▸ The tasks
**A.** In two sentences, what do the SunLit book picks say?
**B.** Can you pick up the SunLit book picks from the point where they stop and keep writing?

Each week as part of SunLit — The Sun’s literature section — we feature staff recommendations from book stores across Colorado. This week, the staff from Explore Booksellers in Aspen recommends a novel take on AI, an examination of the problem of plenty and a Dutch post-WWII tale.
The Maniac
By Benjamin Labatut
Avid Reader Press / Simon & Schuster
$26.96
May 2024
Purchase

From the publisher: Benjamín Labatut’s “When We Cease to Understand the World” electrified a global readership. A Booker Prize and National Book Award finalist, and one of The New York Times’ 10 Best Books of the Year, it explored the life and thought of a clutch of mathematicians and physicists who took science to strange and sometimes dangerous new realms. In “The Maniac,” Labatut has created a tour de force on an even grander scale.
A prodigy whose gifts terrified the people around him, John von Neumann transformed every field he touched, inventing game theory and the first programmable computer, and pioneering AI, digital life, and cellular automata. Through a chorus of family members, friends, colleagues, and rivals, Labatut shows us the evolution of a mind unmatched and of a body of work that has unmoored the world in its wake.

▸ Data listing

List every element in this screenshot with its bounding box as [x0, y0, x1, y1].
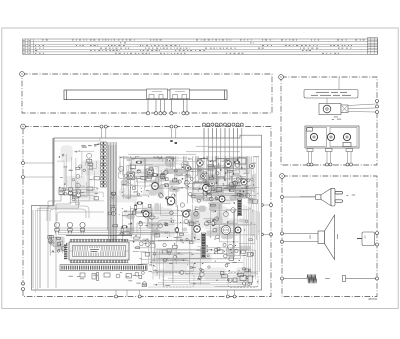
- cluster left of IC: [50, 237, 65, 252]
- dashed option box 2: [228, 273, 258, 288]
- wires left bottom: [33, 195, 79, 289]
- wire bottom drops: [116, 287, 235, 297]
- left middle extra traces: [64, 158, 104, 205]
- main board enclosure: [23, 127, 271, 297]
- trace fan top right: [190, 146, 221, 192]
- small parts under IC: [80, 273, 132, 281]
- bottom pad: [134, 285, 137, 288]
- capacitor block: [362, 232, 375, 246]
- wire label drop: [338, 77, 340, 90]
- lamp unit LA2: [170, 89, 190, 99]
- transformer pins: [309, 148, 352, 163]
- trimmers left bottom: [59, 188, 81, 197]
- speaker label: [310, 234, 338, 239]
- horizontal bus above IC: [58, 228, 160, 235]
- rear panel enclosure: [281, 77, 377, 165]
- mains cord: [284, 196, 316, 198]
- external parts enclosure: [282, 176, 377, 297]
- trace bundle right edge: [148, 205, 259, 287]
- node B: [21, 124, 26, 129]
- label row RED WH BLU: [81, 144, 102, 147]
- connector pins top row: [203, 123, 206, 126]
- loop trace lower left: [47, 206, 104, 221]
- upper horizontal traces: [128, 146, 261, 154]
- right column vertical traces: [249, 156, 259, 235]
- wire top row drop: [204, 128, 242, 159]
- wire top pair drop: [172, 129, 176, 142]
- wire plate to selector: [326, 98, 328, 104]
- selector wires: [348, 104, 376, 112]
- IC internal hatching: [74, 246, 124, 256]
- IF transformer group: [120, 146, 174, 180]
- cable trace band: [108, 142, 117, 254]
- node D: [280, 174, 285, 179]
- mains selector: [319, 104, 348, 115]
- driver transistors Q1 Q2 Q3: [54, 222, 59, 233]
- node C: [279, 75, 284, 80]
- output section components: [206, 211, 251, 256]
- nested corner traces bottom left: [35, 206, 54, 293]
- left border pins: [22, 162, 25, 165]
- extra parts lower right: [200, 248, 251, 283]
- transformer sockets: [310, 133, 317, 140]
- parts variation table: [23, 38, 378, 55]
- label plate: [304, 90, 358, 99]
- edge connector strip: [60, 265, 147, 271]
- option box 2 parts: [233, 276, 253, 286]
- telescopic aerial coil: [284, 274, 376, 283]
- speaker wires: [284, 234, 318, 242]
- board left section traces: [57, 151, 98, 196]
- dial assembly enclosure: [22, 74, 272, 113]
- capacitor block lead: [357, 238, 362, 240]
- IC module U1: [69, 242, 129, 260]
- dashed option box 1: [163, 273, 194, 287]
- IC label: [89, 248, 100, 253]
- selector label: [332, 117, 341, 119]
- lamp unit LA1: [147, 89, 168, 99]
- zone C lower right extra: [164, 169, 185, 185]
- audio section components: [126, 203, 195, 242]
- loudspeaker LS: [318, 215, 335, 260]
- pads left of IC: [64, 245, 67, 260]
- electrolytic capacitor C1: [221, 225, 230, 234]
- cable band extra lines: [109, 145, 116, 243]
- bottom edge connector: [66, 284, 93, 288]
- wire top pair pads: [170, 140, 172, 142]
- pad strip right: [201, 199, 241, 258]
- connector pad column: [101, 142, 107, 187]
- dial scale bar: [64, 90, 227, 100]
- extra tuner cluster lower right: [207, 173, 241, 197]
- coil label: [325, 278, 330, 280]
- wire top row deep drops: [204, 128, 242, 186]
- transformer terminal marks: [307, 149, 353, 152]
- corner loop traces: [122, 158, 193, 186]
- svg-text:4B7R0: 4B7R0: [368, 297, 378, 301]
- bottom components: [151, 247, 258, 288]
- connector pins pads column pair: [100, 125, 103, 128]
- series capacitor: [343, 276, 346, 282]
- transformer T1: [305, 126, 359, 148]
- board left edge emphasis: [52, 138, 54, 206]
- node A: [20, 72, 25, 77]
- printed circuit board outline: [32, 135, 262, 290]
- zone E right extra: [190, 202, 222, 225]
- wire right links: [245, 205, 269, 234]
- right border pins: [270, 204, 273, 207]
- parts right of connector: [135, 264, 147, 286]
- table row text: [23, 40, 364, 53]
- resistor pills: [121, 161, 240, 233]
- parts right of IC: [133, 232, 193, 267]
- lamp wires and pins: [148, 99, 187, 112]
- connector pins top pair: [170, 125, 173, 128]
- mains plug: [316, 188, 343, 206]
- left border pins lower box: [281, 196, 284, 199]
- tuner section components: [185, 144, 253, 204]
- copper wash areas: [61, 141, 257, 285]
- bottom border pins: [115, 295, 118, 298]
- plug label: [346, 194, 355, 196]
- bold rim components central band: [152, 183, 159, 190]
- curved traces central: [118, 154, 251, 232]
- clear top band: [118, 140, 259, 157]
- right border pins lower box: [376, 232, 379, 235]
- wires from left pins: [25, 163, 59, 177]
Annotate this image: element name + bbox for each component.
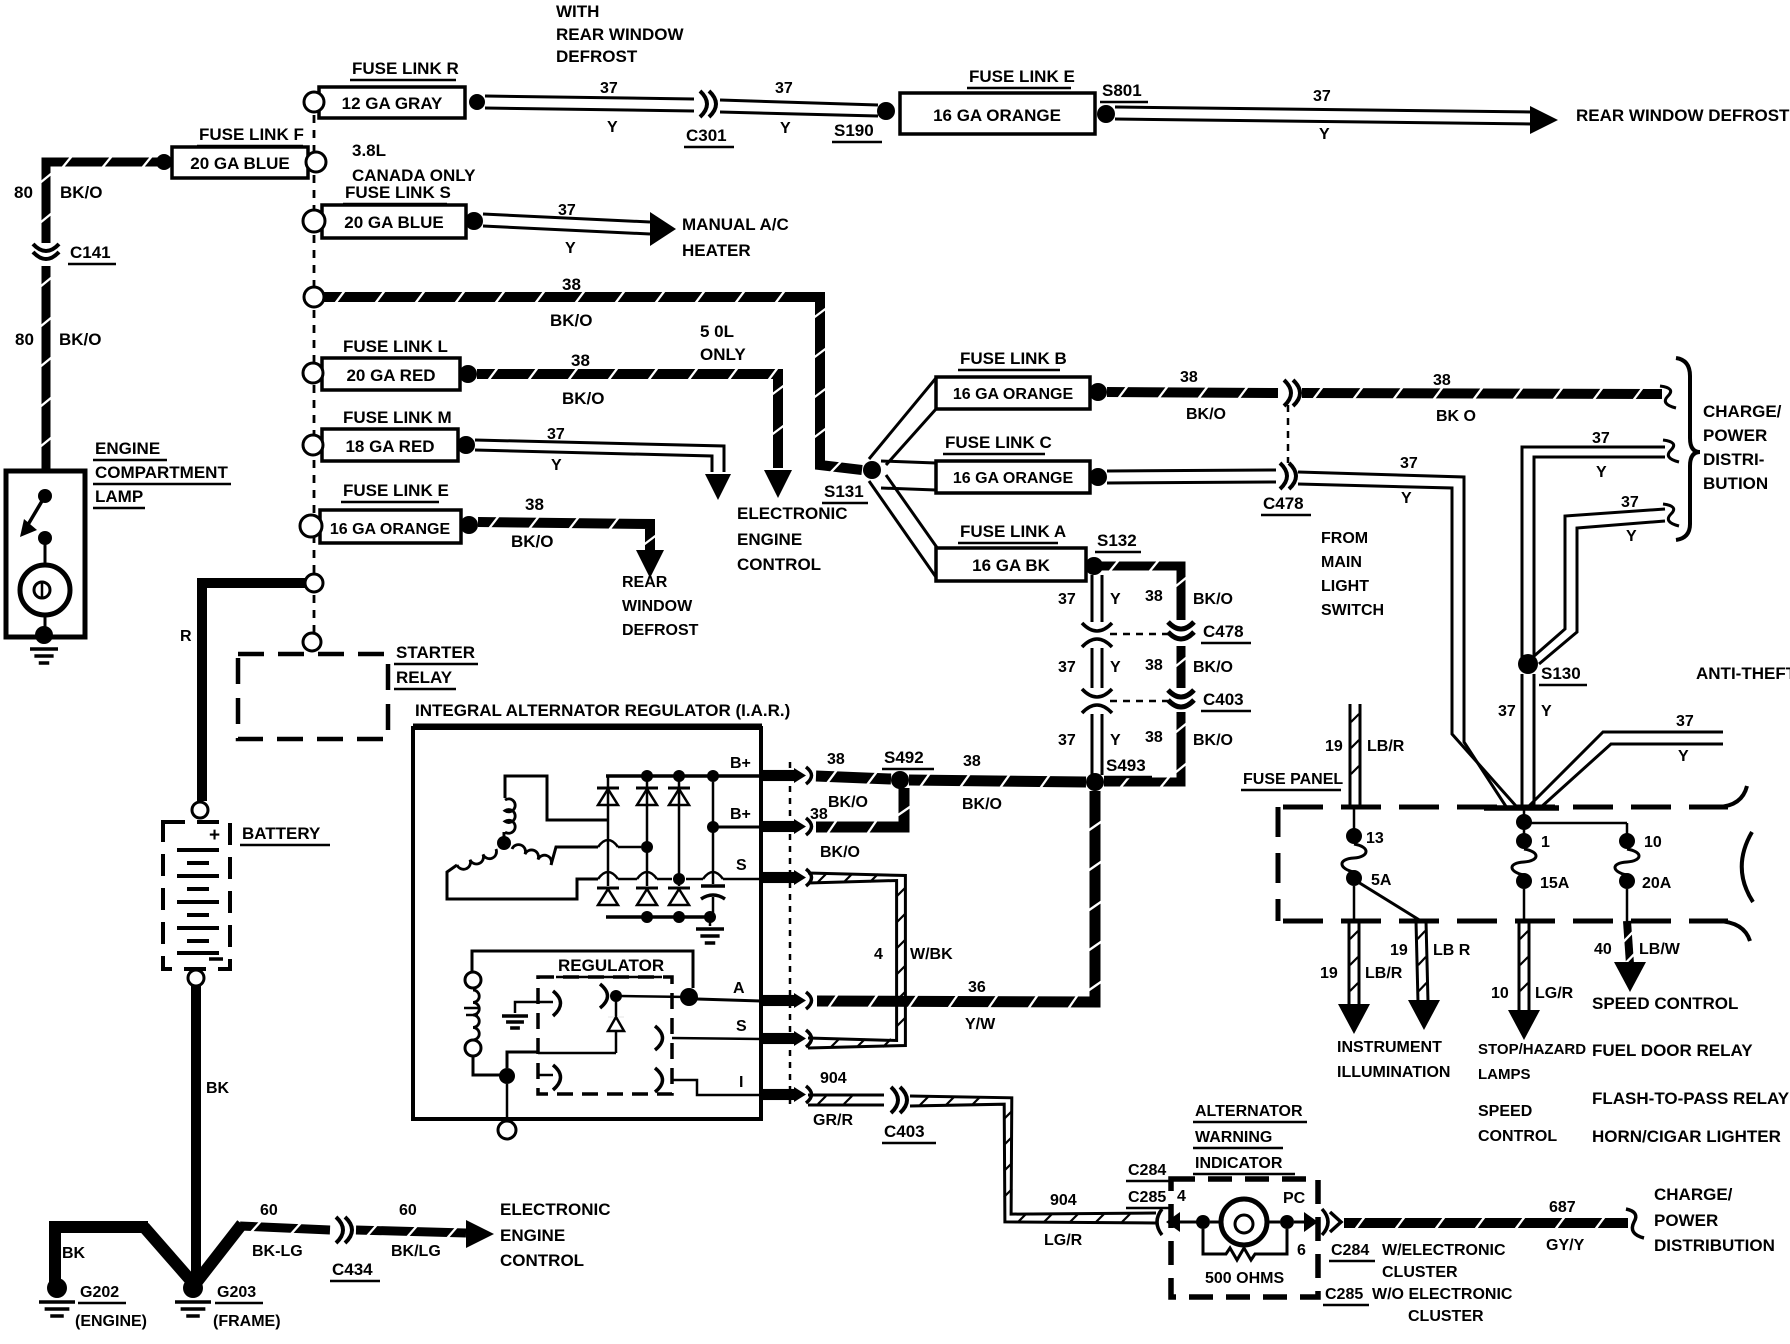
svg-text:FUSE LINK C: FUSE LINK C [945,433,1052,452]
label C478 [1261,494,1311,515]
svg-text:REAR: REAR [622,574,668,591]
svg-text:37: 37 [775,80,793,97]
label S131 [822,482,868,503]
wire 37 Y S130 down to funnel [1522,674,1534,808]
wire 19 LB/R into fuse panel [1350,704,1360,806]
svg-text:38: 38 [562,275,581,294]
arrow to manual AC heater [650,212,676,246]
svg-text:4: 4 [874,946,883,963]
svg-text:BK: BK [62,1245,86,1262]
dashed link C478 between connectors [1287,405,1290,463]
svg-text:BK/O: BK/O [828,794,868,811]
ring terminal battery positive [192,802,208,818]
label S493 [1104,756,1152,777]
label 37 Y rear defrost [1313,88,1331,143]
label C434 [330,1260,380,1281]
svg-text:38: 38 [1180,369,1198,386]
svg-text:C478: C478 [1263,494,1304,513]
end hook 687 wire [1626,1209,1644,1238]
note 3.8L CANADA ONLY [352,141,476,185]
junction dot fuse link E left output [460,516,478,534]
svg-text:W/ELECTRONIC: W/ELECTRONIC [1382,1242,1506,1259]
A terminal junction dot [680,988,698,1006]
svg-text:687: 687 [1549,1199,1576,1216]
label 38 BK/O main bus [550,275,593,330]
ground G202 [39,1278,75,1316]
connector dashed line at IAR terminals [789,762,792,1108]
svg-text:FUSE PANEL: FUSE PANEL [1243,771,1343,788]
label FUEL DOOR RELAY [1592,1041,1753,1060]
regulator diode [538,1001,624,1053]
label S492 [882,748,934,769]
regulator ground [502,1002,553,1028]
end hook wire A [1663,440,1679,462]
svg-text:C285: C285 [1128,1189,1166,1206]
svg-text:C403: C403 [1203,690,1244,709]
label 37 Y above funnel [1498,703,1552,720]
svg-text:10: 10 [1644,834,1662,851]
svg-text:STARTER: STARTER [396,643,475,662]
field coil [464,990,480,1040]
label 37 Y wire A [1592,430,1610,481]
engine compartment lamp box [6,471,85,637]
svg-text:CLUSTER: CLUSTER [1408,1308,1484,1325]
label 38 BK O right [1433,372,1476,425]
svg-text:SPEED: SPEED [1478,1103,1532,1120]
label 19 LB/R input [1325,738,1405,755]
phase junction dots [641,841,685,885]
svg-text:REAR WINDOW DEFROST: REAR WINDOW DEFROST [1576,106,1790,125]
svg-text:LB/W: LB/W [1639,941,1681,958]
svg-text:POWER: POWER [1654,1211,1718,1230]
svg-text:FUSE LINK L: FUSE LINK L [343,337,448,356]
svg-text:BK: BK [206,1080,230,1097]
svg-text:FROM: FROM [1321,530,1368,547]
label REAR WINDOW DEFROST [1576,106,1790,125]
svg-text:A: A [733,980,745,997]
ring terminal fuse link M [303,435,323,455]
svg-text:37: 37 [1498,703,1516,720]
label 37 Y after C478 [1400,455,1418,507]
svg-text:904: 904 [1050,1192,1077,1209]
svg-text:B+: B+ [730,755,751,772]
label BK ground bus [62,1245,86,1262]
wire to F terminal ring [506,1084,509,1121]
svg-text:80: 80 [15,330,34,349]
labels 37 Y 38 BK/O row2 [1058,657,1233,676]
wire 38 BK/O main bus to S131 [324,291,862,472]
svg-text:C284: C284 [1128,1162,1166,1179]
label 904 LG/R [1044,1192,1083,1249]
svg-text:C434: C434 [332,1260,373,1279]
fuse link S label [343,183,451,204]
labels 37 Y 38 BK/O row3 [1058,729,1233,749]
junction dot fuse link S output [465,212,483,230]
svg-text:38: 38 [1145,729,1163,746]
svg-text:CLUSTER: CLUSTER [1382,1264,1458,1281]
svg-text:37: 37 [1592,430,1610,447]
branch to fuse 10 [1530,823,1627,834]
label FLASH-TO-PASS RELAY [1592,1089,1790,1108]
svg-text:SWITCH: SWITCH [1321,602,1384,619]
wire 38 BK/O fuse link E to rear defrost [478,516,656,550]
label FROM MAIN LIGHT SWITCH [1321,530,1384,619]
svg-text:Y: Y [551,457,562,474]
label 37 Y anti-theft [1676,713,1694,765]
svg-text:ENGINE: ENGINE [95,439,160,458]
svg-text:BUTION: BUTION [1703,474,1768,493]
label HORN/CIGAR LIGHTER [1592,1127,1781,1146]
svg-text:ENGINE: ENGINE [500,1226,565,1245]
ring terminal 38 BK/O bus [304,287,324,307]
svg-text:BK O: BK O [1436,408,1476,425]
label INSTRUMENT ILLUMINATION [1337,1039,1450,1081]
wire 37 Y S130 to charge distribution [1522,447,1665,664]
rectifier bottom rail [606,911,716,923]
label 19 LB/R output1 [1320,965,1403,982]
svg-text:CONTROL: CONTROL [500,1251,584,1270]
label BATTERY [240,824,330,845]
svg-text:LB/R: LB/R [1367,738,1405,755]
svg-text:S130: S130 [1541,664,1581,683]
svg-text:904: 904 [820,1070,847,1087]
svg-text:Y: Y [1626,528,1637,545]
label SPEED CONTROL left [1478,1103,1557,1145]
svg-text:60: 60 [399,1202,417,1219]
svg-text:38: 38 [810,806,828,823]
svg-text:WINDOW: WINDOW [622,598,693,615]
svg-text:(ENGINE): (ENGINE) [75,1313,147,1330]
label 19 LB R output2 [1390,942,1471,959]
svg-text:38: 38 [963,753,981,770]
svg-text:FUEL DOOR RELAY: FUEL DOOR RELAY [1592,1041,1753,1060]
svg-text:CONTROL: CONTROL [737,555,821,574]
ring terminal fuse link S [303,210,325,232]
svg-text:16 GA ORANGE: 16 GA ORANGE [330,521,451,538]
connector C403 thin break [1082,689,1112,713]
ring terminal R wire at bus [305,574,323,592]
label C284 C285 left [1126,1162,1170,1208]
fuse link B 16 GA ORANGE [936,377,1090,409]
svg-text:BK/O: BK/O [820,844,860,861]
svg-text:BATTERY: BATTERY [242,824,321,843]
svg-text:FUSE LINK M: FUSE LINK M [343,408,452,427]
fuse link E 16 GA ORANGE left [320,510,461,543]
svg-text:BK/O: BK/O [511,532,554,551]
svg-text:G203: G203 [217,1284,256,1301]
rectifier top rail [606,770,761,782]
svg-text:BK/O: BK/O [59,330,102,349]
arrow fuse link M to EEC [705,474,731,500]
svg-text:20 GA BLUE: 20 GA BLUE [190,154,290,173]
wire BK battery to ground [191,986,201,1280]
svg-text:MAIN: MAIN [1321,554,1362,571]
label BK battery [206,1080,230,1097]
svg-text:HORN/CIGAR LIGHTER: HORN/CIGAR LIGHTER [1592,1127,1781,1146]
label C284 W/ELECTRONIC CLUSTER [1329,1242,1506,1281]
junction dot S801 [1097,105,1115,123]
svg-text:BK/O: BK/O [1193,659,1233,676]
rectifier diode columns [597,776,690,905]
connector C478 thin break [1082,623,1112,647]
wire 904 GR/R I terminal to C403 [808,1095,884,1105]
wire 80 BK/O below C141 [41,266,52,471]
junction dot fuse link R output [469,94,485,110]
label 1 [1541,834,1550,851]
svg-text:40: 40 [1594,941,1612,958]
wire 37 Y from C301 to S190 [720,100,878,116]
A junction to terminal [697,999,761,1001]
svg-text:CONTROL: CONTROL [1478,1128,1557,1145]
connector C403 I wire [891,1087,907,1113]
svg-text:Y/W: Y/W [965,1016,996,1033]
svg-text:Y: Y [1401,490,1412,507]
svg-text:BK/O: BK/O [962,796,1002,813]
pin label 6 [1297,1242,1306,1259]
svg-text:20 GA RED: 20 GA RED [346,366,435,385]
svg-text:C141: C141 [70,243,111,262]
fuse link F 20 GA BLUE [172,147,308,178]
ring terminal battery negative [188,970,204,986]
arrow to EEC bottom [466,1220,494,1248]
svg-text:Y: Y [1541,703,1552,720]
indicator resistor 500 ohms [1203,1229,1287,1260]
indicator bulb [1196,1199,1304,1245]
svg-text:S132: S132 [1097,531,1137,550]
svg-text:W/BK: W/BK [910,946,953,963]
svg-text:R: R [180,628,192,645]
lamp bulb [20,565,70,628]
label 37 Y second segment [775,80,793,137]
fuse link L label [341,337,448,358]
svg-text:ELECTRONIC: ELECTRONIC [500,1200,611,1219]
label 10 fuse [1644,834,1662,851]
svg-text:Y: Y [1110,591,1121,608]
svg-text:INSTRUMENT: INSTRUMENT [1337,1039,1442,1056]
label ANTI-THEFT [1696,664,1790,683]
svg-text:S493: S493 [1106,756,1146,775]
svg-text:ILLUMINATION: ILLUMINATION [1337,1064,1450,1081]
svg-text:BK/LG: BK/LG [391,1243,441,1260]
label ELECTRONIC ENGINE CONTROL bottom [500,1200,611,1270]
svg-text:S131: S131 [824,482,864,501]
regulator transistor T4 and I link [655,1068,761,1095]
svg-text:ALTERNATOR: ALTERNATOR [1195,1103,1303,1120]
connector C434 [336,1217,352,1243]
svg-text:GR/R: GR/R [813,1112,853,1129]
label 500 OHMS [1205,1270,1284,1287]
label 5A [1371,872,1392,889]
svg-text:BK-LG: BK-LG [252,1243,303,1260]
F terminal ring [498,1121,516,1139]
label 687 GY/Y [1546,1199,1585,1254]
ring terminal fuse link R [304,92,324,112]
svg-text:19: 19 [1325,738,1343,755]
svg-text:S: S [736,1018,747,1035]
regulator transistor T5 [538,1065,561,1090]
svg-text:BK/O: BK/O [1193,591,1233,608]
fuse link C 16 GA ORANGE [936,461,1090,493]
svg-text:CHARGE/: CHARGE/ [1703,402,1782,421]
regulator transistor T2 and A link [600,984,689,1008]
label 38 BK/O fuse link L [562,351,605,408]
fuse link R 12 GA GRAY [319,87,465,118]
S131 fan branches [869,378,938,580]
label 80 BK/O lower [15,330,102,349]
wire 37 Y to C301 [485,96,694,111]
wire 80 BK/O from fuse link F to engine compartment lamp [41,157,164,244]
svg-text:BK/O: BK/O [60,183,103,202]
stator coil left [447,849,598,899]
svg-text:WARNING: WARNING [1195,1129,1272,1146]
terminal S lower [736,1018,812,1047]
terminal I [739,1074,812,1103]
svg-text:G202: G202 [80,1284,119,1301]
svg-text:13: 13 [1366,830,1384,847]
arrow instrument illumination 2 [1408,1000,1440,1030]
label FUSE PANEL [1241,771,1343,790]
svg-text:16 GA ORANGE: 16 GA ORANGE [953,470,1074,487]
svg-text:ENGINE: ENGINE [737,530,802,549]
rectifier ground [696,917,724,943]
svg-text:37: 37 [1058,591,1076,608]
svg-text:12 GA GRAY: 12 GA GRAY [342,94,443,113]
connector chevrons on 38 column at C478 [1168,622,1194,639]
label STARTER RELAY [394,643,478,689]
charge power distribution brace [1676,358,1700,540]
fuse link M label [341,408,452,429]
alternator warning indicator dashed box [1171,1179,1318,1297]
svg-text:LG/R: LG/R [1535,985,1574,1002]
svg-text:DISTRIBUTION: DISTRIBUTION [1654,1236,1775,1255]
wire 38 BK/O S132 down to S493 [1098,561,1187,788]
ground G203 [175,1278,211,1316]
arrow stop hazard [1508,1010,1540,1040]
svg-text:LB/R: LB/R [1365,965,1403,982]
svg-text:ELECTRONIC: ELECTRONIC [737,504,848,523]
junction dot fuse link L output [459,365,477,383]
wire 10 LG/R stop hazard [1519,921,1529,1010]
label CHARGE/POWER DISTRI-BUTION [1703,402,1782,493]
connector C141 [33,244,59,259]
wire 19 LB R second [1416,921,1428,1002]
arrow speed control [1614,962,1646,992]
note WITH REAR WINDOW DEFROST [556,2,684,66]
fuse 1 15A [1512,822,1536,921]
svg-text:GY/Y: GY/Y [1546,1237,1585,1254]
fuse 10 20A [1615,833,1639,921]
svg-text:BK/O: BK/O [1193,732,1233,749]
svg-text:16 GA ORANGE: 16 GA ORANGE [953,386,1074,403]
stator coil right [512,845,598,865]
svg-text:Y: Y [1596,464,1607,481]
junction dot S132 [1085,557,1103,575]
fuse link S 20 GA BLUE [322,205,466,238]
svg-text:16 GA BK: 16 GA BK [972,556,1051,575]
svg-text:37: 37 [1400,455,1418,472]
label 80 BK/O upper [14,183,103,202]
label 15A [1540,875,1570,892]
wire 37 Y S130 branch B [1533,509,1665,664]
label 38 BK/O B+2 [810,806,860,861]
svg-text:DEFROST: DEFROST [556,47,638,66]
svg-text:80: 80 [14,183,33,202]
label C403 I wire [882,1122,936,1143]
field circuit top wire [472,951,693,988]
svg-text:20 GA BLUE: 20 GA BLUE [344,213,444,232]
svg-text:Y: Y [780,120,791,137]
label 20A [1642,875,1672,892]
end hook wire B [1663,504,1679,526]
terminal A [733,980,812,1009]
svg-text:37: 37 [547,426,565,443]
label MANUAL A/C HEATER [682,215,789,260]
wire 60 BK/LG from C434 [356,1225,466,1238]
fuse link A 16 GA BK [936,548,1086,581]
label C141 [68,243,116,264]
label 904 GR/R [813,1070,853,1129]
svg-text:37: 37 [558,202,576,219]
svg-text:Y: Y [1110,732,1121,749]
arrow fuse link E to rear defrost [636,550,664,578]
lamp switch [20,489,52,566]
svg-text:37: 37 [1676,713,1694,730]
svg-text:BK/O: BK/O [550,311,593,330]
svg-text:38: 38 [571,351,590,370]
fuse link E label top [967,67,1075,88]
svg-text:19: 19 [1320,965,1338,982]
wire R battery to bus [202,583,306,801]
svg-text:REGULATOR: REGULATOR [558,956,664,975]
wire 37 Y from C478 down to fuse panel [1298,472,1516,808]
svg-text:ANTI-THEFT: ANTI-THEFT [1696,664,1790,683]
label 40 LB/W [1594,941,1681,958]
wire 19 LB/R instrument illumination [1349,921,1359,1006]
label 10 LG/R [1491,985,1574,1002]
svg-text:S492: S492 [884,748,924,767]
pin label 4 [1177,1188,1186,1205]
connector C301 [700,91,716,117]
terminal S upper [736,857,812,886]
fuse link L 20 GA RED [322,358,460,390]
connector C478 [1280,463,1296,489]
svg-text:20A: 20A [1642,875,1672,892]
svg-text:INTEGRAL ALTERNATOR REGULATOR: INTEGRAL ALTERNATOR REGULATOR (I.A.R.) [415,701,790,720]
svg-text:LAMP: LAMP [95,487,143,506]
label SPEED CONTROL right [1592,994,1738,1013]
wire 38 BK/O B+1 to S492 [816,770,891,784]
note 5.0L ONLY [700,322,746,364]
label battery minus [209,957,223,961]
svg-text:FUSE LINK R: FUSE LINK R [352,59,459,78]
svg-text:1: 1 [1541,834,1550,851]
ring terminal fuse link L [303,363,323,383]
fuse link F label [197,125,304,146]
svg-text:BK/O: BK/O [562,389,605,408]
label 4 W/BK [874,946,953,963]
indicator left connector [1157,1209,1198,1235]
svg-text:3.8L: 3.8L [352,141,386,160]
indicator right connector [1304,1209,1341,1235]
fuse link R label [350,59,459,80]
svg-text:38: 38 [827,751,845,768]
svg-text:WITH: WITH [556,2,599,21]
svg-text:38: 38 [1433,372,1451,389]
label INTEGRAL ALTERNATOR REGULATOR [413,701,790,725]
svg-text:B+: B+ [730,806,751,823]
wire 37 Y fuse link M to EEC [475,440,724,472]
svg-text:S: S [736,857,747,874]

▸ Exercise results
**A.** Each week SunLit, The Sun's literature section, features staff recommendations from Colorado bookstores, and this week Explore Booksellers in Aspen recommends a novel take on AI, an examination of the problem of plenty and a Dutch post-WWII tale. Among them is "The Maniac" by Benjamin Labatut, which uses a chorus of family members, friends, colleagues and rivals to trace the mind and work of John von Neumann, the prodigy who invented game theory and the first programmable computer and pioneered AI, digital life and cellular automata.

**B.**
From Bobby Moyer, bookseller: An unclassifiable novel, at once historical while managing to invoke new insight with flourishes of philosophical import, Labatut descends into the mind and matter of one of history’s most consequential figures. In prose that reads with the rapidity of a thriller, Labatut braids a narrative that leaves the reader to face consequences that are at once foreign, but seemingly come to be viewed as inevitable. Suggested for those who enjoyed “Oppenheimer” or read “American Prometheus.”
The Taming of Scarcity and the Problems of Plenty
By Francis J. Gavin
Routledge
$19.54
March 2024
Purchase

From the publisher: This book upends our understanding of international relations, and the grand strategies needed to navigate a complex, dangerous world, by describing how the world has transitioned from the problems of scarcity to the problems of plenty.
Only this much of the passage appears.